* Stored records *
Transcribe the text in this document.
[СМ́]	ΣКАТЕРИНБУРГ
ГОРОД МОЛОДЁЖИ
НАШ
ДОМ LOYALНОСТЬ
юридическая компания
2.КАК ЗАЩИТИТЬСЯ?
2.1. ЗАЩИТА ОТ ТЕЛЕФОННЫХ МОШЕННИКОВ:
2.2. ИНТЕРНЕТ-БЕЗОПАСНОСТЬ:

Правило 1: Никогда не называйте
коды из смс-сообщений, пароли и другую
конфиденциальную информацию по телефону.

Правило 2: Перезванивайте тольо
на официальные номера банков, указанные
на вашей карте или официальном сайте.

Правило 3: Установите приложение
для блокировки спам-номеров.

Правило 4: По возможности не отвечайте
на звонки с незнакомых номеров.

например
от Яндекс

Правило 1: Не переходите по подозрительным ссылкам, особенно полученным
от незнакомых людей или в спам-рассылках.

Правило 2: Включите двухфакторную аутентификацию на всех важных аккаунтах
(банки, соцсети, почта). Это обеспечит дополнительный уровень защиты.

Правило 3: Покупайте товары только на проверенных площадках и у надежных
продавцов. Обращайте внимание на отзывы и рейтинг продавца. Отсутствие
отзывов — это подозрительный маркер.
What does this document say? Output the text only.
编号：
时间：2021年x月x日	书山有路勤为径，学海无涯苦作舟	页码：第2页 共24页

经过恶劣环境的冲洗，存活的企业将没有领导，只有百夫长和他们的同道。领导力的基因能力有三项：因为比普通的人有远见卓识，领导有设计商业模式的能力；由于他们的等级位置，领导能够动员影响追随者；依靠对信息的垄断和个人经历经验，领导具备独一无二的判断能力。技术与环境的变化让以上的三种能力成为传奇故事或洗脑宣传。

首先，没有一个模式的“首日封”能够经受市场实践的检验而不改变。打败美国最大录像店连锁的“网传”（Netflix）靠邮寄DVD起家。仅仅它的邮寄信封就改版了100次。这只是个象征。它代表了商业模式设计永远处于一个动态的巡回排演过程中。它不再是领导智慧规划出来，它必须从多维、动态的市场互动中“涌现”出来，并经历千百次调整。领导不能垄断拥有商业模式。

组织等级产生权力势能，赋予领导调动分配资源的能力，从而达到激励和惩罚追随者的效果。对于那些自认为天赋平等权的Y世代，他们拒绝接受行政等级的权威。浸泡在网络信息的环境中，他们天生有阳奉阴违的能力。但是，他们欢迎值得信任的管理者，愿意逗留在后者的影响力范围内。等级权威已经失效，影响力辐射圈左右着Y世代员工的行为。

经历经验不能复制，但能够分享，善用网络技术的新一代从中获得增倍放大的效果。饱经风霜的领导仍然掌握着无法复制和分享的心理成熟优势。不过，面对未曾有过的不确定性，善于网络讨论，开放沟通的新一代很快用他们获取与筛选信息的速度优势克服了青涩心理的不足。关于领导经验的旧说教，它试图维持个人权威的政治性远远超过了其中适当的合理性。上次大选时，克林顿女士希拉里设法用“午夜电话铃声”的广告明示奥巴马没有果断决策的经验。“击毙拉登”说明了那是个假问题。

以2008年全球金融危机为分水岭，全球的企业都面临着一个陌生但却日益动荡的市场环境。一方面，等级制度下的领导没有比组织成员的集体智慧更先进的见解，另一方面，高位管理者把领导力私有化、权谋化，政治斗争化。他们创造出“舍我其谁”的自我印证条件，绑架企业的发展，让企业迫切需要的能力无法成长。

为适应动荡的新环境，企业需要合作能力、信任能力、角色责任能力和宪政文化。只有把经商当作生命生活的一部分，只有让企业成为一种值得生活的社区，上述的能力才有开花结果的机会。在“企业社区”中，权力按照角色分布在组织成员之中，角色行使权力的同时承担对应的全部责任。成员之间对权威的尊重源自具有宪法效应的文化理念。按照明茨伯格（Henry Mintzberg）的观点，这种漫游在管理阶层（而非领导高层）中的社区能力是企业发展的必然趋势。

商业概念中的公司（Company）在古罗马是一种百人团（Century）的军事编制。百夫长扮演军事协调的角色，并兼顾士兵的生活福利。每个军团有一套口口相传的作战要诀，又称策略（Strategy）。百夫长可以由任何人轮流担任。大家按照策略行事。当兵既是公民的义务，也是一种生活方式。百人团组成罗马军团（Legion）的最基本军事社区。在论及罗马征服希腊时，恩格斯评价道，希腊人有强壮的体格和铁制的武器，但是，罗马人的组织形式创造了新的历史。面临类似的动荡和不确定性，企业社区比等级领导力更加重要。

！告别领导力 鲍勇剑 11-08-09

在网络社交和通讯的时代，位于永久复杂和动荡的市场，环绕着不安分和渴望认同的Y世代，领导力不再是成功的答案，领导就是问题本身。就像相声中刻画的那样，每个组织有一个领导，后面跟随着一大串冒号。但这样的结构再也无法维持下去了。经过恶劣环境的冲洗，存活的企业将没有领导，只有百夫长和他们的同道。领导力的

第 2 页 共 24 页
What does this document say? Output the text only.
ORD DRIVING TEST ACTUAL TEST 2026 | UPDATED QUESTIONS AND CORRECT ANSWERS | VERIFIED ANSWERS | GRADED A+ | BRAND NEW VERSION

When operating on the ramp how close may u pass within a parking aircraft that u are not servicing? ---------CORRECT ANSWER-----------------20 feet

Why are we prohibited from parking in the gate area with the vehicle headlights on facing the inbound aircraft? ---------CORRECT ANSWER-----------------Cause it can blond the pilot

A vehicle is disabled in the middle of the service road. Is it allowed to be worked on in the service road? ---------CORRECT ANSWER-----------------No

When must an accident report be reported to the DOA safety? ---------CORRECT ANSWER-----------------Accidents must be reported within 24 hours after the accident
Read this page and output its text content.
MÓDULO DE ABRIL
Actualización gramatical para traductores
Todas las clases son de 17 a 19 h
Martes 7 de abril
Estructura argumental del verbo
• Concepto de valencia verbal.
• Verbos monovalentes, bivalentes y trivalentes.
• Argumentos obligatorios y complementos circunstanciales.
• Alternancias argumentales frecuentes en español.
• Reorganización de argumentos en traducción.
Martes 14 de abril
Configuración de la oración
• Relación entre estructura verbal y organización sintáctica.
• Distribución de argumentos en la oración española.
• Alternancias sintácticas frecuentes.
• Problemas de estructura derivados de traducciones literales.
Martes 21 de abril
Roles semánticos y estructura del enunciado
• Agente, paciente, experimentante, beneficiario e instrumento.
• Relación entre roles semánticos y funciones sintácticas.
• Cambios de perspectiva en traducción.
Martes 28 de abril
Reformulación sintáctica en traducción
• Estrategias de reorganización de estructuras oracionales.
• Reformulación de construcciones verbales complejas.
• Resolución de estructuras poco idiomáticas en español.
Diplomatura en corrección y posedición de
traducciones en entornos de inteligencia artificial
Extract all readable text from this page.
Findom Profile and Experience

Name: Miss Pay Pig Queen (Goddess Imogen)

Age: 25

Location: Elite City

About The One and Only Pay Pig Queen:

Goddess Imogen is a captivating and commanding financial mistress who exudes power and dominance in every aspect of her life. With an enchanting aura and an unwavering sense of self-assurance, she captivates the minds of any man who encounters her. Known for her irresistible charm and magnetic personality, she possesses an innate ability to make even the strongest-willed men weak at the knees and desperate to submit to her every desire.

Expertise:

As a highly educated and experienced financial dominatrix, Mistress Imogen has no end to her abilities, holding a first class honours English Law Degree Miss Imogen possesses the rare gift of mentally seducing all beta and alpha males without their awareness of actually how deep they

* Goal *
Output every record above exactly as it appears.

* Output of the exercise *
Transcribe the text in this document.
[СМ́]	ΣКАТЕРИНБУРГ
ГОРОД МОЛОДЁЖИ
НАШ
ДОМ LOYALНОСТЬ
юридическая компания
2.КАК ЗАЩИТИТЬСЯ?
2.1. ЗАЩИТА ОТ ТЕЛЕФОННЫХ МОШЕННИКОВ:
2.2. ИНТЕРНЕТ-БЕЗОПАСНОСТЬ:

Правило 1: Никогда не называйте
коды из смс-сообщений, пароли и другую
конфиденциальную информацию по телефону.

Правило 2: Перезванивайте тольо
на официальные номера банков, указанные
на вашей карте или официальном сайте.

Правило 3: Установите приложение
для блокировки спам-номеров.

Правило 4: По возможности не отвечайте
на звонки с незнакомых номеров.

например
от Яндекс

Правило 1: Не переходите по подозрительным ссылкам, особенно полученным
от незнакомых людей или в спам-рассылках.

Правило 2: Включите двухфакторную аутентификацию на всех важных аккаунтах
(банки, соцсети, почта). Это обеспечит дополнительный уровень защиты.

Правило 3: Покупайте товары только на проверенных площадках и у надежных
продавцов. Обращайте внимание на отзывы и рейтинг продавца. Отсутствие
отзывов — это подозрительный маркер.
What does this document say? Output the text only.
编号：
时间：2021年x月x日	书山有路勤为径，学海无涯苦作舟	页码：第2页 共24页

经过恶劣环境的冲洗，存活的企业将没有领导，只有百夫长和他们的同道。领导力的基因能力有三项：因为比普通的人有远见卓识，领导有设计商业模式的能力；由于他们的等级位置，领导能够动员影响追随者；依靠对信息的垄断和个人经历经验，领导具备独一无二的判断能力。技术与环境的变化让以上的三种能力成为传奇故事或洗脑宣传。

首先，没有一个模式的“首日封”能够经受市场实践的检验而不改变。打败美国最大录像店连锁的“网传”（Netflix）靠邮寄DVD起家。仅仅它的邮寄信封就改版了100次。这只是个象征。它代表了商业模式设计永远处于一个动态的巡回排演过程中。它不再是领导智慧规划出来，它必须从多维、动态的市场互动中“涌现”出来，并经历千百次调整。领导不能垄断拥有商业模式。

组织等级产生权力势能，赋予领导调动分配资源的能力，从而达到激励和惩罚追随者的效果。对于那些自认为天赋平等权的Y世代，他们拒绝接受行政等级的权威。浸泡在网络信息的环境中，他们天生有阳奉阴违的能力。但是，他们欢迎值得信任的管理者，愿意逗留在后者的影响力范围内。等级权威已经失效，影响力辐射圈左右着Y世代员工的行为。

经历经验不能复制，但能够分享，善用网络技术的新一代从中获得增倍放大的效果。饱经风霜的领导仍然掌握着无法复制和分享的心理成熟优势。不过，面对未曾有过的不确定性，善于网络讨论，开放沟通的新一代很快用他们获取与筛选信息的速度优势克服了青涩心理的不足。关于领导经验的旧说教，它试图维持个人权威的政治性远远超过了其中适当的合理性。上次大选时，克林顿女士希拉里设法用“午夜电话铃声”的广告明示奥巴马没有果断决策的经验。“击毙拉登”说明了那是个假问题。

以2008年全球金融危机为分水岭，全球的企业都面临着一个陌生但却日益动荡的市场环境。一方面，等级制度下的领导没有比组织成员的集体智慧更先进的见解，另一方面，高位管理者把领导力私有化、权谋化，政治斗争化。他们创造出“舍我其谁”的自我印证条件，绑架企业的发展，让企业迫切需要的能力无法成长。

为适应动荡的新环境，企业需要合作能力、信任能力、角色责任能力和宪政文化。只有把经商当作生命生活的一部分，只有让企业成为一种值得生活的社区，上述的能力才有开花结果的机会。在“企业社区”中，权力按照角色分布在组织成员之中，角色行使权力的同时承担对应的全部责任。成员之间对权威的尊重源自具有宪法效应的文化理念。按照明茨伯格（Henry Mintzberg）的观点，这种漫游在管理阶层（而非领导高层）中的社区能力是企业发展的必然趋势。

商业概念中的公司（Company）在古罗马是一种百人团（Century）的军事编制。百夫长扮演军事协调的角色，并兼顾士兵的生活福利。每个军团有一套口口相传的作战要诀，又称策略（Strategy）。百夫长可以由任何人轮流担任。大家按照策略行事。当兵既是公民的义务，也是一种生活方式。百人团组成罗马军团（Legion）的最基本军事社区。在论及罗马征服希腊时，恩格斯评价道，希腊人有强壮的体格和铁制的武器，但是，罗马人的组织形式创造了新的历史。面临类似的动荡和不确定性，企业社区比等级领导力更加重要。

！告别领导力 鲍勇剑 11-08-09

在网络社交和通讯的时代，位于永久复杂和动荡的市场，环绕着不安分和渴望认同的Y世代，领导力不再是成功的答案，领导就是问题本身。就像相声中刻画的那样，每个组织有一个领导，后面跟随着一大串冒号。但这样的结构再也无法维持下去了。经过恶劣环境的冲洗，存活的企业将没有领导，只有百夫长和他们的同道。领导力的

第 2 页 共 24 页
What does this document say? Output the text only.
ORD DRIVING TEST ACTUAL TEST 2026 | UPDATED QUESTIONS AND CORRECT ANSWERS | VERIFIED ANSWERS | GRADED A+ | BRAND NEW VERSION

When operating on the ramp how close may u pass within a parking aircraft that u are not servicing? ---------CORRECT ANSWER-----------------20 feet

Why are we prohibited from parking in the gate area with the vehicle headlights on facing the inbound aircraft? ---------CORRECT ANSWER-----------------Cause it can blond the pilot

A vehicle is disabled in the middle of the service road. Is it allowed to be worked on in the service road? ---------CORRECT ANSWER-----------------No

When must an accident report be reported to the DOA safety? ---------CORRECT ANSWER-----------------Accidents must be reported within 24 hours after the accident
Read this page and output its text content.
MÓDULO DE ABRIL
Actualización gramatical para traductores
Todas las clases son de 17 a 19 h
Martes 7 de abril
Estructura argumental del verbo
• Concepto de valencia verbal.
• Verbos monovalentes, bivalentes y trivalentes.
• Argumentos obligatorios y complementos circunstanciales.
• Alternancias argumentales frecuentes en español.
• Reorganización de argumentos en traducción.
Martes 14 de abril
Configuración de la oración
• Relación entre estructura verbal y organización sintáctica.
• Distribución de argumentos en la oración española.
• Alternancias sintácticas frecuentes.
• Problemas de estructura derivados de traducciones literales.
Martes 21 de abril
Roles semánticos y estructura del enunciado
• Agente, paciente, experimentante, beneficiario e instrumento.
• Relación entre roles semánticos y funciones sintácticas.
• Cambios de perspectiva en traducción.
Martes 28 de abril
Reformulación sintáctica en traducción
• Estrategias de reorganización de estructuras oracionales.
• Reformulación de construcciones verbales complejas.
• Resolución de estructuras poco idiomáticas en español.
Diplomatura en corrección y posedición de
traducciones en entornos de inteligencia artificial
Extract all readable text from this page.
Findom Profile and Experience

Name: Miss Pay Pig Queen (Goddess Imogen)

Age: 25

Location: Elite City

About The One and Only Pay Pig Queen:

Goddess Imogen is a captivating and commanding financial mistress who exudes power and dominance in every aspect of her life. With an enchanting aura and an unwavering sense of self-assurance, she captivates the minds of any man who encounters her. Known for her irresistible charm and magnetic personality, she possesses an innate ability to make even the strongest-willed men weak at the knees and desperate to submit to her every desire.

Expertise:

As a highly educated and experienced financial dominatrix, Mistress Imogen has no end to her abilities, holding a first class honours English Law Degree Miss Imogen possesses the rare gift of mentally seducing all beta and alpha males without their awareness of actually how deep they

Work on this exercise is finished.